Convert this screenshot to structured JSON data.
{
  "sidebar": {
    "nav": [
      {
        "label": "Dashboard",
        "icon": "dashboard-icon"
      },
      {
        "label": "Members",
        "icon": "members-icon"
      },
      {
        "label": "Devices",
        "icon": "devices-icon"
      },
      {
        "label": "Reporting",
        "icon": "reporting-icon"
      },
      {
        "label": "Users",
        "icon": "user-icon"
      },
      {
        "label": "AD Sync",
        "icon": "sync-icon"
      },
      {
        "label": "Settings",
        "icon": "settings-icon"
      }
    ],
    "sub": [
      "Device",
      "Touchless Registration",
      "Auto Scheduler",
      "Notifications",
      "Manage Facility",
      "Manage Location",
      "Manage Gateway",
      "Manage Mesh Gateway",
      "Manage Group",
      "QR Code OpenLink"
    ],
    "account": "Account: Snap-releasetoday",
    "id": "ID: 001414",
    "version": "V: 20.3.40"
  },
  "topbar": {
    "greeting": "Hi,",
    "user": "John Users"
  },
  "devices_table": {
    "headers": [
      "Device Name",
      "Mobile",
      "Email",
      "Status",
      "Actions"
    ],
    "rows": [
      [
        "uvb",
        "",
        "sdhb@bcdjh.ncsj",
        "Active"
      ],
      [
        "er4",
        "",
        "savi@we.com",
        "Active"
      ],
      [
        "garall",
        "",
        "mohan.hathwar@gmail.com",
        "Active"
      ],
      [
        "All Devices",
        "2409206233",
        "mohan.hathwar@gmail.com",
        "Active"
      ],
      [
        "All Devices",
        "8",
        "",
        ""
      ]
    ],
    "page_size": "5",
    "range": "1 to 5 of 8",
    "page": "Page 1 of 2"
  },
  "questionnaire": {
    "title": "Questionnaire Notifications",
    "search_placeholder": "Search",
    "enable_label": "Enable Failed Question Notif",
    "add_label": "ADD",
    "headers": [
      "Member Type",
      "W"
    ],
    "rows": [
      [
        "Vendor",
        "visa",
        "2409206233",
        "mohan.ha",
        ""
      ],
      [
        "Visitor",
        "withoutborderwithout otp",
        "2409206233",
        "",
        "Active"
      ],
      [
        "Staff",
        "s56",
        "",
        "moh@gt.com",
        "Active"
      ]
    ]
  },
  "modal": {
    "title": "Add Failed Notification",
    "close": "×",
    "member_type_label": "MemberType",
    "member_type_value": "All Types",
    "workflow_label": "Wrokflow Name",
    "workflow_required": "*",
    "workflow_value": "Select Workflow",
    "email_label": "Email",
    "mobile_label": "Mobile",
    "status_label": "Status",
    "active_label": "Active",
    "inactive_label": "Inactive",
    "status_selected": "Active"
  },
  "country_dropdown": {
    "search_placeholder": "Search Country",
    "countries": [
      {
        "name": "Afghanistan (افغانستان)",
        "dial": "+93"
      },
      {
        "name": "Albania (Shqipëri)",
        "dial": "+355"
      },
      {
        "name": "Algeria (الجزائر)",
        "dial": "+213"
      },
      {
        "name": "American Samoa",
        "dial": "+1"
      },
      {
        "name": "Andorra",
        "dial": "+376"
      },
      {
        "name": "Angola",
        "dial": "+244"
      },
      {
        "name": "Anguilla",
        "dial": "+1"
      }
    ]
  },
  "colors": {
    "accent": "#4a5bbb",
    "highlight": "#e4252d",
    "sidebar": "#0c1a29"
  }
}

============

What you will do: All lines holding the word "Failed" should be picked out and copied.

Exercise answer:
    "enable_label": "Enable Failed Question Notif",
    "title": "Add Failed Notification",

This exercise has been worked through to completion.